The problem: Transcribe the records word for word. Leave every picture out.
^^^^^^^^^^^^^^^^
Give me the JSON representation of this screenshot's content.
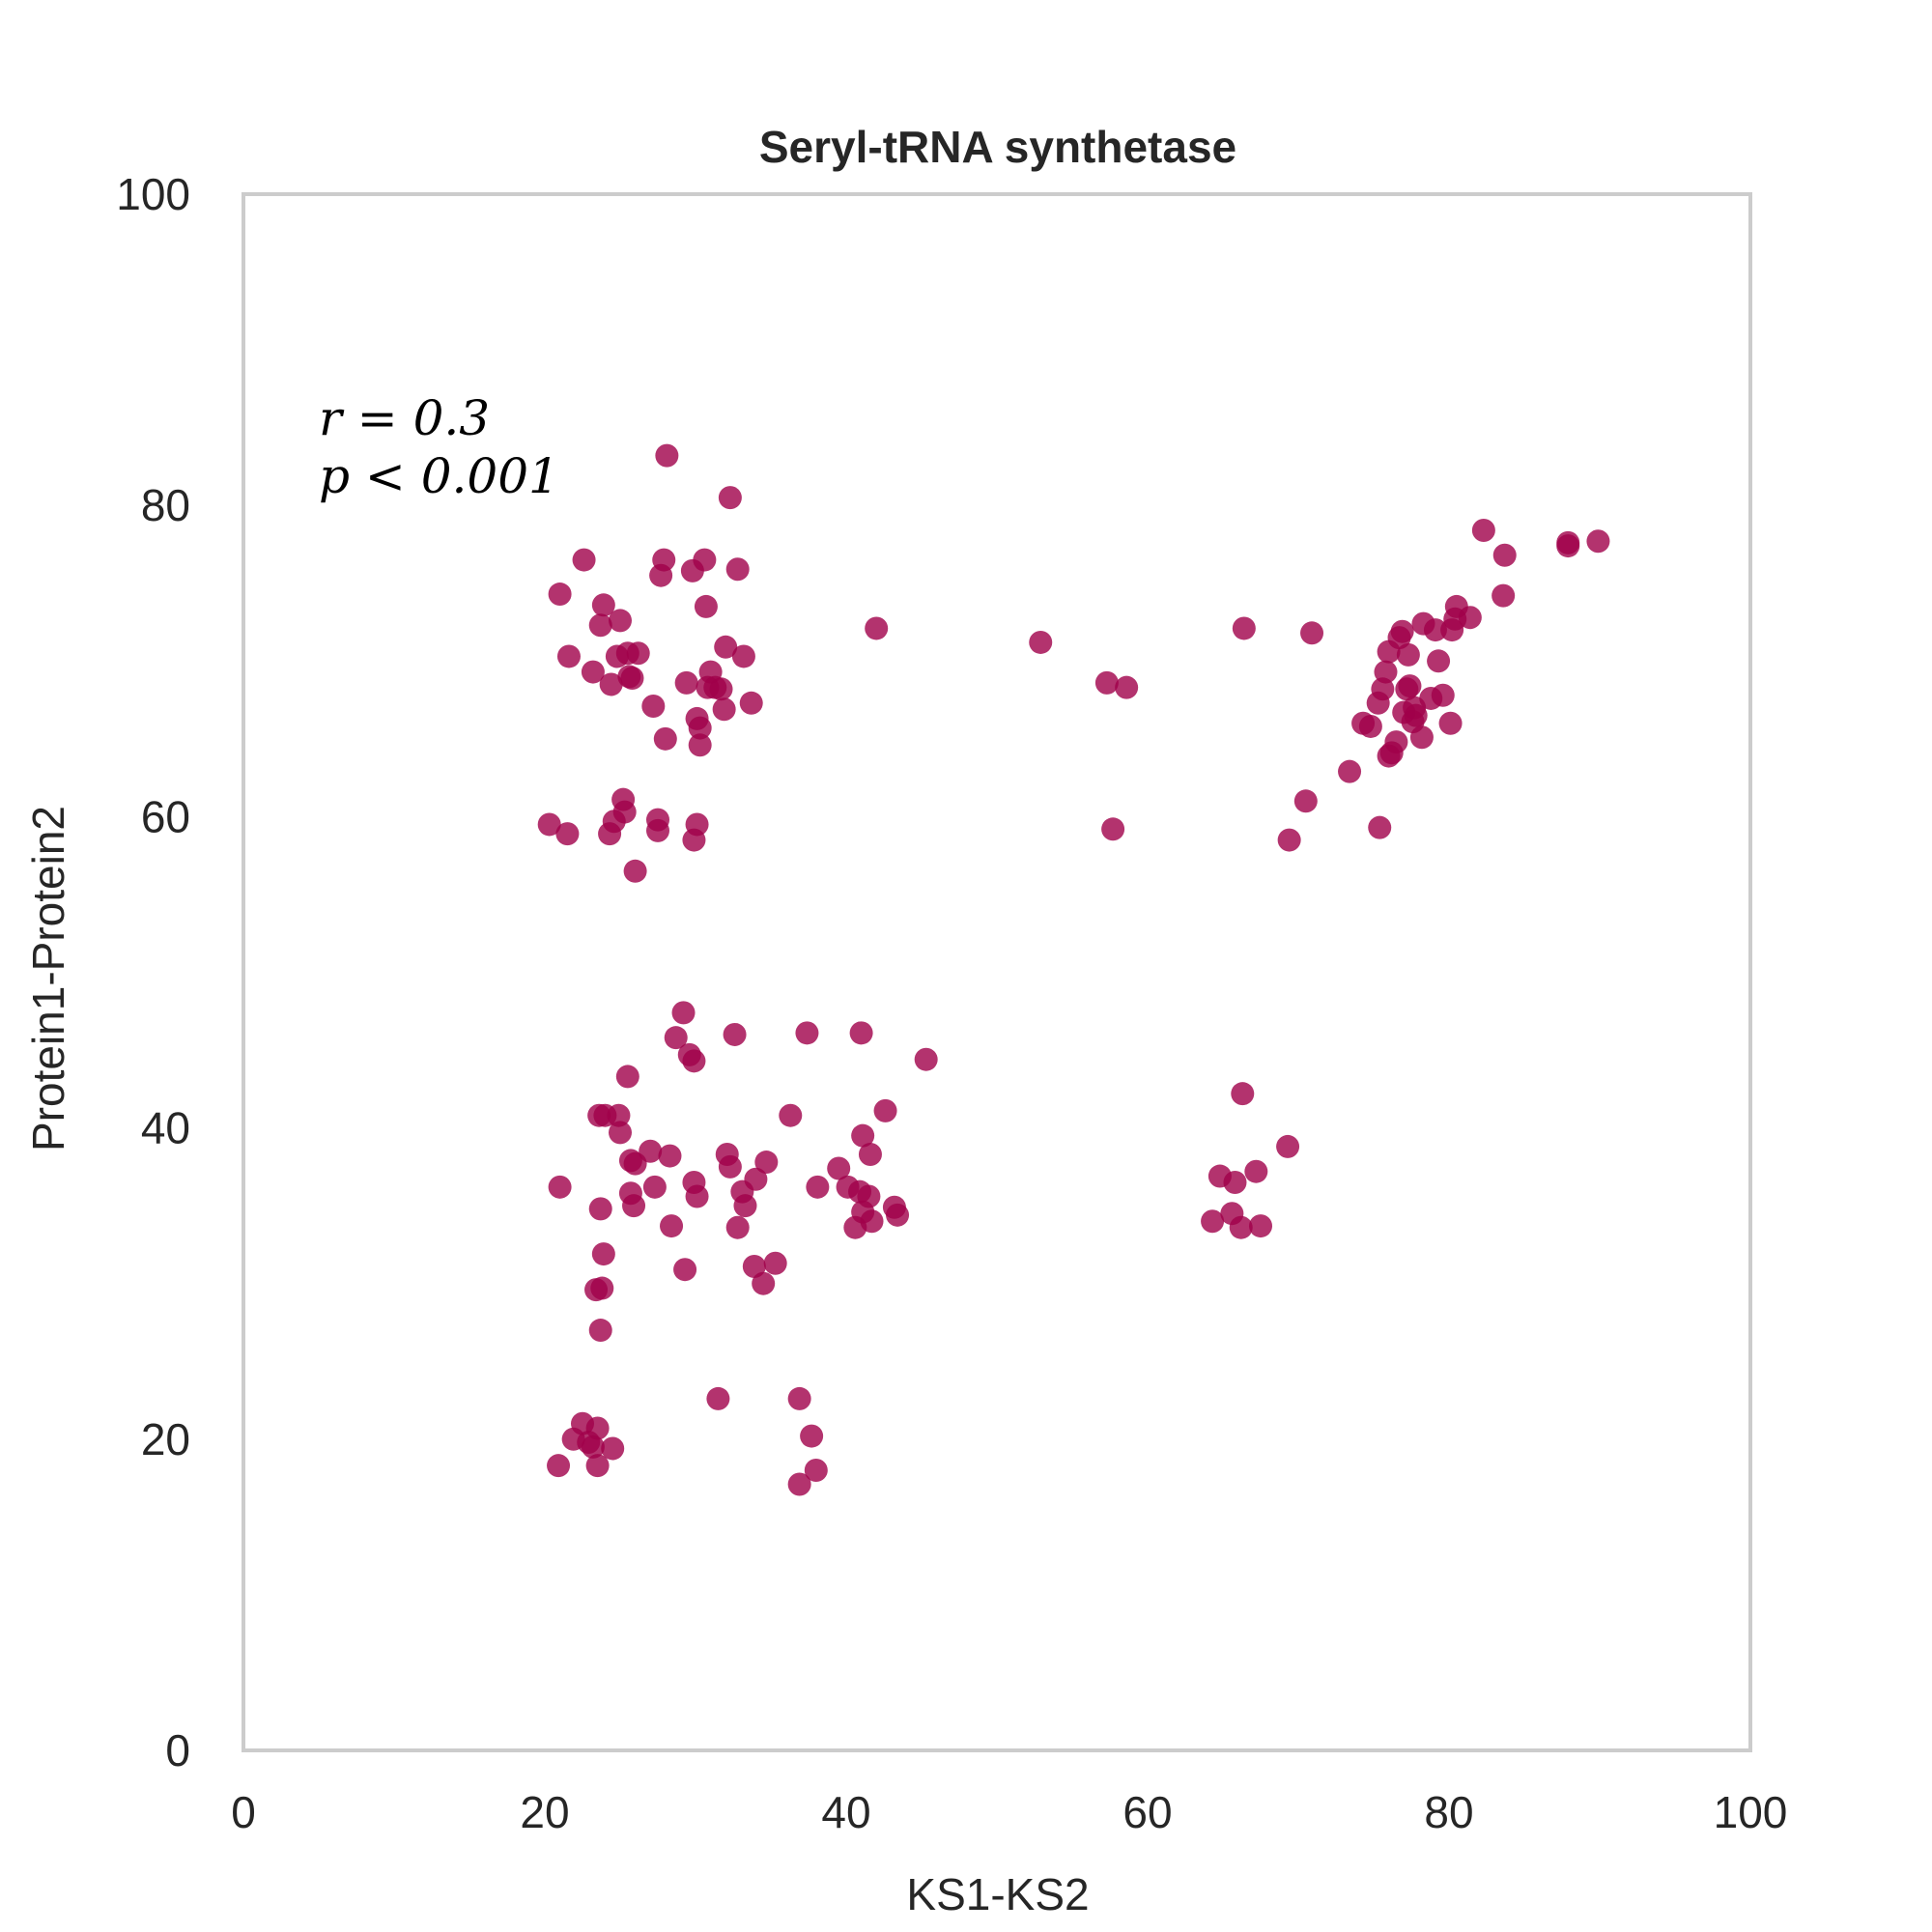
{
  "chart_data": {
    "type": "scatter",
    "title": "Seryl-tRNA synthetase",
    "xlabel": "KS1-KS2",
    "ylabel": "Protein1-Protein2",
    "xlim": [
      0,
      100
    ],
    "ylim": [
      0,
      100
    ],
    "xticks": [
      "0",
      "20",
      "40",
      "60",
      "80",
      "100"
    ],
    "yticks": [
      "0",
      "20",
      "40",
      "60",
      "80",
      "100"
    ],
    "grid": false,
    "annotation": {
      "r_text": "r = 0.3",
      "p_text": "p < 0.001"
    },
    "marker_color": "#A0004A",
    "frame_color": "#CCCCCC",
    "series": [
      {
        "points": [
          [
            20.3,
            59.5
          ],
          [
            21.0,
            74.3
          ],
          [
            21.6,
            70.3
          ],
          [
            21.5,
            58.9
          ],
          [
            22.6,
            76.5
          ],
          [
            23.2,
            69.3
          ],
          [
            23.7,
            72.3
          ],
          [
            23.9,
            73.6
          ],
          [
            24.3,
            58.9
          ],
          [
            24.4,
            68.5
          ],
          [
            24.6,
            59.7
          ],
          [
            24.8,
            70.3
          ],
          [
            25.0,
            72.6
          ],
          [
            25.2,
            61.1
          ],
          [
            25.3,
            60.3
          ],
          [
            25.5,
            70.5
          ],
          [
            25.6,
            69.0
          ],
          [
            25.8,
            68.9
          ],
          [
            26.2,
            70.5
          ],
          [
            26.0,
            56.5
          ],
          [
            27.2,
            67.1
          ],
          [
            27.5,
            59.8
          ],
          [
            27.5,
            59.1
          ],
          [
            27.7,
            75.5
          ],
          [
            27.9,
            76.5
          ],
          [
            28.0,
            65.0
          ],
          [
            28.1,
            83.2
          ],
          [
            29.4,
            68.6
          ],
          [
            29.8,
            75.8
          ],
          [
            29.9,
            58.5
          ],
          [
            30.1,
            59.5
          ],
          [
            30.1,
            66.3
          ],
          [
            30.3,
            64.6
          ],
          [
            30.3,
            65.7
          ],
          [
            30.6,
            76.5
          ],
          [
            30.7,
            73.5
          ],
          [
            30.8,
            68.3
          ],
          [
            31.0,
            69.3
          ],
          [
            31.3,
            68.3
          ],
          [
            31.7,
            68.2
          ],
          [
            31.9,
            66.9
          ],
          [
            32.0,
            70.9
          ],
          [
            32.3,
            80.5
          ],
          [
            32.8,
            75.9
          ],
          [
            33.2,
            70.3
          ],
          [
            33.7,
            67.3
          ],
          [
            42.0,
            72.1
          ],
          [
            52.9,
            71.2
          ],
          [
            57.3,
            68.6
          ],
          [
            57.7,
            59.2
          ],
          [
            58.6,
            68.3
          ],
          [
            66.4,
            72.1
          ],
          [
            69.4,
            58.5
          ],
          [
            70.5,
            61.0
          ],
          [
            70.9,
            71.8
          ],
          [
            73.4,
            62.9
          ],
          [
            74.3,
            66.0
          ],
          [
            74.8,
            65.8
          ],
          [
            75.3,
            67.3
          ],
          [
            75.4,
            59.3
          ],
          [
            75.6,
            68.2
          ],
          [
            75.8,
            69.3
          ],
          [
            76.0,
            70.6
          ],
          [
            76.0,
            63.9
          ],
          [
            76.2,
            64.1
          ],
          [
            76.5,
            64.8
          ],
          [
            76.7,
            71.5
          ],
          [
            76.9,
            71.9
          ],
          [
            77.0,
            66.7
          ],
          [
            77.2,
            68.2
          ],
          [
            77.3,
            70.4
          ],
          [
            77.4,
            68.4
          ],
          [
            77.6,
            66.1
          ],
          [
            77.7,
            67.0
          ],
          [
            77.8,
            66.5
          ],
          [
            78.2,
            65.1
          ],
          [
            78.3,
            72.4
          ],
          [
            78.8,
            67.6
          ],
          [
            79.1,
            72.0
          ],
          [
            79.3,
            70.0
          ],
          [
            79.6,
            67.8
          ],
          [
            80.1,
            66.0
          ],
          [
            80.2,
            72.0
          ],
          [
            80.4,
            72.7
          ],
          [
            80.5,
            73.5
          ],
          [
            81.4,
            72.8
          ],
          [
            82.3,
            78.4
          ],
          [
            83.6,
            74.2
          ],
          [
            83.7,
            76.8
          ],
          [
            87.9,
            77.6
          ],
          [
            87.9,
            77.4
          ],
          [
            89.9,
            77.7
          ],
          [
            20.9,
            18.3
          ],
          [
            21.0,
            36.2
          ],
          [
            21.9,
            20.0
          ],
          [
            22.5,
            21.0
          ],
          [
            22.9,
            19.8
          ],
          [
            23.2,
            19.5
          ],
          [
            23.4,
            29.6
          ],
          [
            23.5,
            18.3
          ],
          [
            23.5,
            20.7
          ],
          [
            23.6,
            40.8
          ],
          [
            23.7,
            27.0
          ],
          [
            23.7,
            34.8
          ],
          [
            23.8,
            29.7
          ],
          [
            23.9,
            31.9
          ],
          [
            24.0,
            40.8
          ],
          [
            24.5,
            19.4
          ],
          [
            24.9,
            40.8
          ],
          [
            25.0,
            39.7
          ],
          [
            25.5,
            43.3
          ],
          [
            25.7,
            35.8
          ],
          [
            25.7,
            37.9
          ],
          [
            25.9,
            35.0
          ],
          [
            26.0,
            37.7
          ],
          [
            27.0,
            38.5
          ],
          [
            27.3,
            36.2
          ],
          [
            28.3,
            38.2
          ],
          [
            28.4,
            33.7
          ],
          [
            28.7,
            45.8
          ],
          [
            29.2,
            47.4
          ],
          [
            29.3,
            30.9
          ],
          [
            29.6,
            44.7
          ],
          [
            29.9,
            44.3
          ],
          [
            29.9,
            36.5
          ],
          [
            30.1,
            35.6
          ],
          [
            31.5,
            22.6
          ],
          [
            32.1,
            38.3
          ],
          [
            32.3,
            37.5
          ],
          [
            32.6,
            46.0
          ],
          [
            32.8,
            33.6
          ],
          [
            33.1,
            35.9
          ],
          [
            33.3,
            35.0
          ],
          [
            33.9,
            31.1
          ],
          [
            34.0,
            36.7
          ],
          [
            34.5,
            30.0
          ],
          [
            34.7,
            37.8
          ],
          [
            35.3,
            31.3
          ],
          [
            36.3,
            40.8
          ],
          [
            36.9,
            17.1
          ],
          [
            36.9,
            22.6
          ],
          [
            37.4,
            46.1
          ],
          [
            37.7,
            20.2
          ],
          [
            38.0,
            18.0
          ],
          [
            38.1,
            36.2
          ],
          [
            39.5,
            37.4
          ],
          [
            40.1,
            36.2
          ],
          [
            40.6,
            33.6
          ],
          [
            40.9,
            35.9
          ],
          [
            41.1,
            34.6
          ],
          [
            41.0,
            46.1
          ],
          [
            41.1,
            39.5
          ],
          [
            41.5,
            35.6
          ],
          [
            41.6,
            38.3
          ],
          [
            41.7,
            34.0
          ],
          [
            42.6,
            41.1
          ],
          [
            43.2,
            34.9
          ],
          [
            43.4,
            34.4
          ],
          [
            45.3,
            44.4
          ],
          [
            64.3,
            34.0
          ],
          [
            64.8,
            36.9
          ],
          [
            65.6,
            34.5
          ],
          [
            65.8,
            36.5
          ],
          [
            66.2,
            33.6
          ],
          [
            66.3,
            42.2
          ],
          [
            67.2,
            37.2
          ],
          [
            67.5,
            33.7
          ],
          [
            69.3,
            38.8
          ]
        ]
      }
    ]
  }
}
^^^^^^^^^^^^^^^^
Solved exercise:
Give me the JSON representation of this screenshot's content.
{
  "chart_data": {
    "type": "scatter",
    "title": "Seryl-tRNA synthetase",
    "xlabel": "KS1-KS2",
    "ylabel": "Protein1-Protein2",
    "xlim": [
      0,
      100
    ],
    "ylim": [
      0,
      100
    ],
    "xticks": [
      "0",
      "20",
      "40",
      "60",
      "80",
      "100"
    ],
    "yticks": [
      "0",
      "20",
      "40",
      "60",
      "80",
      "100"
    ],
    "grid": false,
    "annotation": {
      "r_text": "r = 0.3",
      "p_text": "p < 0.001"
    },
    "marker_color": "#A0004A",
    "frame_color": "#CCCCCC",
    "series": [
      {
        "points": [
          [
            20.3,
            59.5
          ],
          [
            21.0,
            74.3
          ],
          [
            21.6,
            70.3
          ],
          [
            21.5,
            58.9
          ],
          [
            22.6,
            76.5
          ],
          [
            23.2,
            69.3
          ],
          [
            23.7,
            72.3
          ],
          [
            23.9,
            73.6
          ],
          [
            24.3,
            58.9
          ],
          [
            24.4,
            68.5
          ],
          [
            24.6,
            59.7
          ],
          [
            24.8,
            70.3
          ],
          [
            25.0,
            72.6
          ],
          [
            25.2,
            61.1
          ],
          [
            25.3,
            60.3
          ],
          [
            25.5,
            70.5
          ],
          [
            25.6,
            69.0
          ],
          [
            25.8,
            68.9
          ],
          [
            26.2,
            70.5
          ],
          [
            26.0,
            56.5
          ],
          [
            27.2,
            67.1
          ],
          [
            27.5,
            59.8
          ],
          [
            27.5,
            59.1
          ],
          [
            27.7,
            75.5
          ],
          [
            27.9,
            76.5
          ],
          [
            28.0,
            65.0
          ],
          [
            28.1,
            83.2
          ],
          [
            29.4,
            68.6
          ],
          [
            29.8,
            75.8
          ],
          [
            29.9,
            58.5
          ],
          [
            30.1,
            59.5
          ],
          [
            30.1,
            66.3
          ],
          [
            30.3,
            64.6
          ],
          [
            30.3,
            65.7
          ],
          [
            30.6,
            76.5
          ],
          [
            30.7,
            73.5
          ],
          [
            30.8,
            68.3
          ],
          [
            31.0,
            69.3
          ],
          [
            31.3,
            68.3
          ],
          [
            31.7,
            68.2
          ],
          [
            31.9,
            66.9
          ],
          [
            32.0,
            70.9
          ],
          [
            32.3,
            80.5
          ],
          [
            32.8,
            75.9
          ],
          [
            33.2,
            70.3
          ],
          [
            33.7,
            67.3
          ],
          [
            42.0,
            72.1
          ],
          [
            52.9,
            71.2
          ],
          [
            57.3,
            68.6
          ],
          [
            57.7,
            59.2
          ],
          [
            58.6,
            68.3
          ],
          [
            66.4,
            72.1
          ],
          [
            69.4,
            58.5
          ],
          [
            70.5,
            61.0
          ],
          [
            70.9,
            71.8
          ],
          [
            73.4,
            62.9
          ],
          [
            74.3,
            66.0
          ],
          [
            74.8,
            65.8
          ],
          [
            75.3,
            67.3
          ],
          [
            75.4,
            59.3
          ],
          [
            75.6,
            68.2
          ],
          [
            75.8,
            69.3
          ],
          [
            76.0,
            70.6
          ],
          [
            76.0,
            63.9
          ],
          [
            76.2,
            64.1
          ],
          [
            76.5,
            64.8
          ],
          [
            76.7,
            71.5
          ],
          [
            76.9,
            71.9
          ],
          [
            77.0,
            66.7
          ],
          [
            77.2,
            68.2
          ],
          [
            77.3,
            70.4
          ],
          [
            77.4,
            68.4
          ],
          [
            77.6,
            66.1
          ],
          [
            77.7,
            67.0
          ],
          [
            77.8,
            66.5
          ],
          [
            78.2,
            65.1
          ],
          [
            78.3,
            72.4
          ],
          [
            78.8,
            67.6
          ],
          [
            79.1,
            72.0
          ],
          [
            79.3,
            70.0
          ],
          [
            79.6,
            67.8
          ],
          [
            80.1,
            66.0
          ],
          [
            80.2,
            72.0
          ],
          [
            80.4,
            72.7
          ],
          [
            80.5,
            73.5
          ],
          [
            81.4,
            72.8
          ],
          [
            82.3,
            78.4
          ],
          [
            83.6,
            74.2
          ],
          [
            83.7,
            76.8
          ],
          [
            87.9,
            77.6
          ],
          [
            87.9,
            77.4
          ],
          [
            89.9,
            77.7
          ],
          [
            20.9,
            18.3
          ],
          [
            21.0,
            36.2
          ],
          [
            21.9,
            20.0
          ],
          [
            22.5,
            21.0
          ],
          [
            22.9,
            19.8
          ],
          [
            23.2,
            19.5
          ],
          [
            23.4,
            29.6
          ],
          [
            23.5,
            18.3
          ],
          [
            23.5,
            20.7
          ],
          [
            23.6,
            40.8
          ],
          [
            23.7,
            27.0
          ],
          [
            23.7,
            34.8
          ],
          [
            23.8,
            29.7
          ],
          [
            23.9,
            31.9
          ],
          [
            24.0,
            40.8
          ],
          [
            24.5,
            19.4
          ],
          [
            24.9,
            40.8
          ],
          [
            25.0,
            39.7
          ],
          [
            25.5,
            43.3
          ],
          [
            25.7,
            35.8
          ],
          [
            25.7,
            37.9
          ],
          [
            25.9,
            35.0
          ],
          [
            26.0,
            37.7
          ],
          [
            27.0,
            38.5
          ],
          [
            27.3,
            36.2
          ],
          [
            28.3,
            38.2
          ],
          [
            28.4,
            33.7
          ],
          [
            28.7,
            45.8
          ],
          [
            29.2,
            47.4
          ],
          [
            29.3,
            30.9
          ],
          [
            29.6,
            44.7
          ],
          [
            29.9,
            44.3
          ],
          [
            29.9,
            36.5
          ],
          [
            30.1,
            35.6
          ],
          [
            31.5,
            22.6
          ],
          [
            32.1,
            38.3
          ],
          [
            32.3,
            37.5
          ],
          [
            32.6,
            46.0
          ],
          [
            32.8,
            33.6
          ],
          [
            33.1,
            35.9
          ],
          [
            33.3,
            35.0
          ],
          [
            33.9,
            31.1
          ],
          [
            34.0,
            36.7
          ],
          [
            34.5,
            30.0
          ],
          [
            34.7,
            37.8
          ],
          [
            35.3,
            31.3
          ],
          [
            36.3,
            40.8
          ],
          [
            36.9,
            17.1
          ],
          [
            36.9,
            22.6
          ],
          [
            37.4,
            46.1
          ],
          [
            37.7,
            20.2
          ],
          [
            38.0,
            18.0
          ],
          [
            38.1,
            36.2
          ],
          [
            39.5,
            37.4
          ],
          [
            40.1,
            36.2
          ],
          [
            40.6,
            33.6
          ],
          [
            40.9,
            35.9
          ],
          [
            41.1,
            34.6
          ],
          [
            41.0,
            46.1
          ],
          [
            41.1,
            39.5
          ],
          [
            41.5,
            35.6
          ],
          [
            41.6,
            38.3
          ],
          [
            41.7,
            34.0
          ],
          [
            42.6,
            41.1
          ],
          [
            43.2,
            34.9
          ],
          [
            43.4,
            34.4
          ],
          [
            45.3,
            44.4
          ],
          [
            64.3,
            34.0
          ],
          [
            64.8,
            36.9
          ],
          [
            65.6,
            34.5
          ],
          [
            65.8,
            36.5
          ],
          [
            66.2,
            33.6
          ],
          [
            66.3,
            42.2
          ],
          [
            67.2,
            37.2
          ],
          [
            67.5,
            33.7
          ],
          [
            69.3,
            38.8
          ]
        ]
      }
    ]
  }
}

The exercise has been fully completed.